STATED PROBLEM>
Wherever the word "name" shows up in a line, please copy that line.

(Items listed in a dataset)

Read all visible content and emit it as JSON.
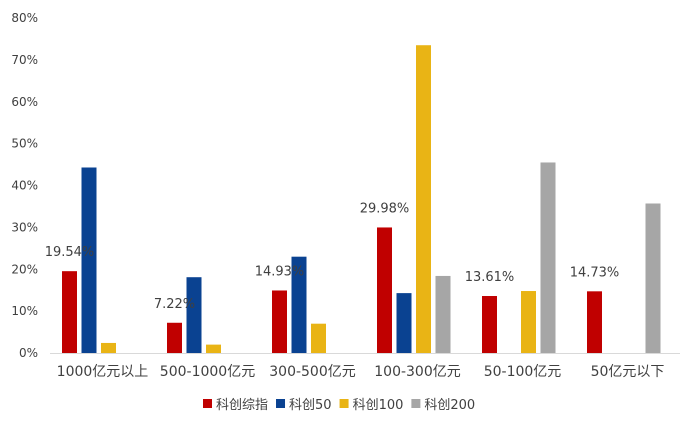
{
  "chart_data": {
    "type": "bar",
    "categories": [
      "1000亿元以上",
      "500-1000亿元",
      "300-500亿元",
      "100-300亿元",
      "50-100亿元",
      "50亿元以下"
    ],
    "series": [
      {
        "name": "科创综指",
        "color": "#c00000",
        "values": [
          19.54,
          7.22,
          14.93,
          29.98,
          13.61,
          14.73
        ]
      },
      {
        "name": "科创50",
        "color": "#0a4291",
        "values": [
          44.3,
          18.1,
          23.0,
          14.3,
          0,
          0
        ]
      },
      {
        "name": "科创100",
        "color": "#e9b415",
        "values": [
          2.4,
          2.0,
          7.0,
          73.5,
          14.8,
          0
        ]
      },
      {
        "name": "科创200",
        "color": "#a6a6a6",
        "values": [
          0,
          0,
          0,
          18.4,
          45.5,
          35.7
        ]
      }
    ],
    "data_labels": [
      "19.54%",
      "7.22%",
      "14.93%",
      "29.98%",
      "13.61%",
      "14.73%"
    ],
    "yticks": [
      "0%",
      "10%",
      "20%",
      "30%",
      "40%",
      "50%",
      "60%",
      "70%",
      "80%"
    ],
    "ylim": [
      0,
      80
    ],
    "grid": false,
    "legend_position": "bottom",
    "title": "",
    "xlabel": "",
    "ylabel": ""
  }
}
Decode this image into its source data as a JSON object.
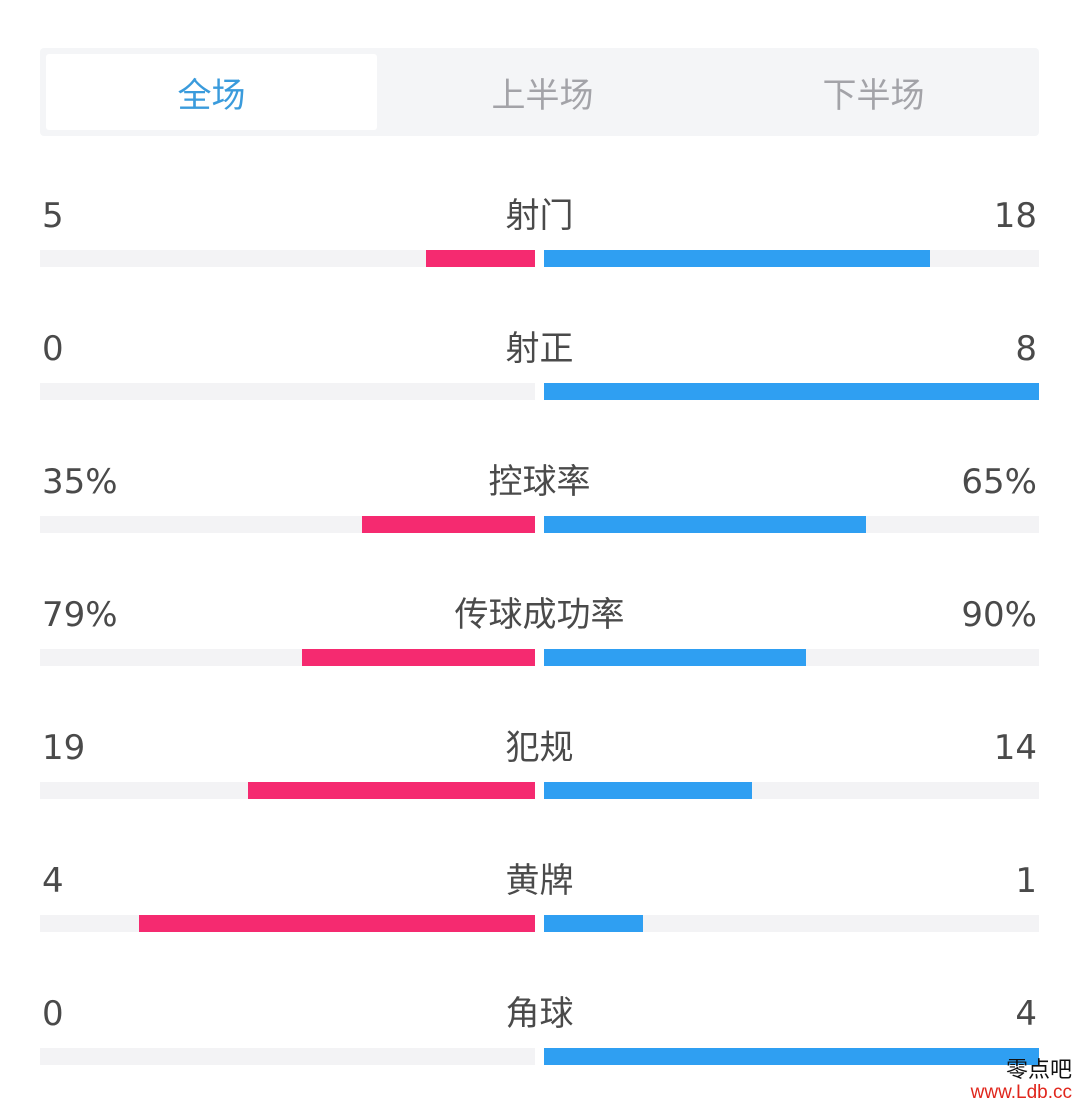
{
  "tabs": [
    {
      "label": "全场",
      "active": true
    },
    {
      "label": "上半场",
      "active": false
    },
    {
      "label": "下半场",
      "active": false
    }
  ],
  "colors": {
    "active_tab": "#3a9bdc",
    "inactive_tab": "#a3a3a8",
    "home_bar": "#f52a70",
    "away_bar": "#2f9ff2",
    "track": "#f3f3f5",
    "text": "#4a4a4a"
  },
  "stats": [
    {
      "label": "射门",
      "home": "5",
      "away": "18",
      "home_fill": 0.22,
      "away_fill": 0.78
    },
    {
      "label": "射正",
      "home": "0",
      "away": "8",
      "home_fill": 0.0,
      "away_fill": 1.0
    },
    {
      "label": "控球率",
      "home": "35%",
      "away": "65%",
      "home_fill": 0.35,
      "away_fill": 0.65
    },
    {
      "label": "传球成功率",
      "home": "79%",
      "away": "90%",
      "home_fill": 0.47,
      "away_fill": 0.53
    },
    {
      "label": "犯规",
      "home": "19",
      "away": "14",
      "home_fill": 0.58,
      "away_fill": 0.42
    },
    {
      "label": "黄牌",
      "home": "4",
      "away": "1",
      "home_fill": 0.8,
      "away_fill": 0.2
    },
    {
      "label": "角球",
      "home": "0",
      "away": "4",
      "home_fill": 0.0,
      "away_fill": 1.0
    }
  ],
  "watermark": {
    "name": "零点吧",
    "url": "www.Ldb.cc"
  }
}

FINAL RESULT>
        "name": "科创综指",
        "name": "科创50",
        "name": "科创100",
        "name": "科创200",
    "name": "零点吧",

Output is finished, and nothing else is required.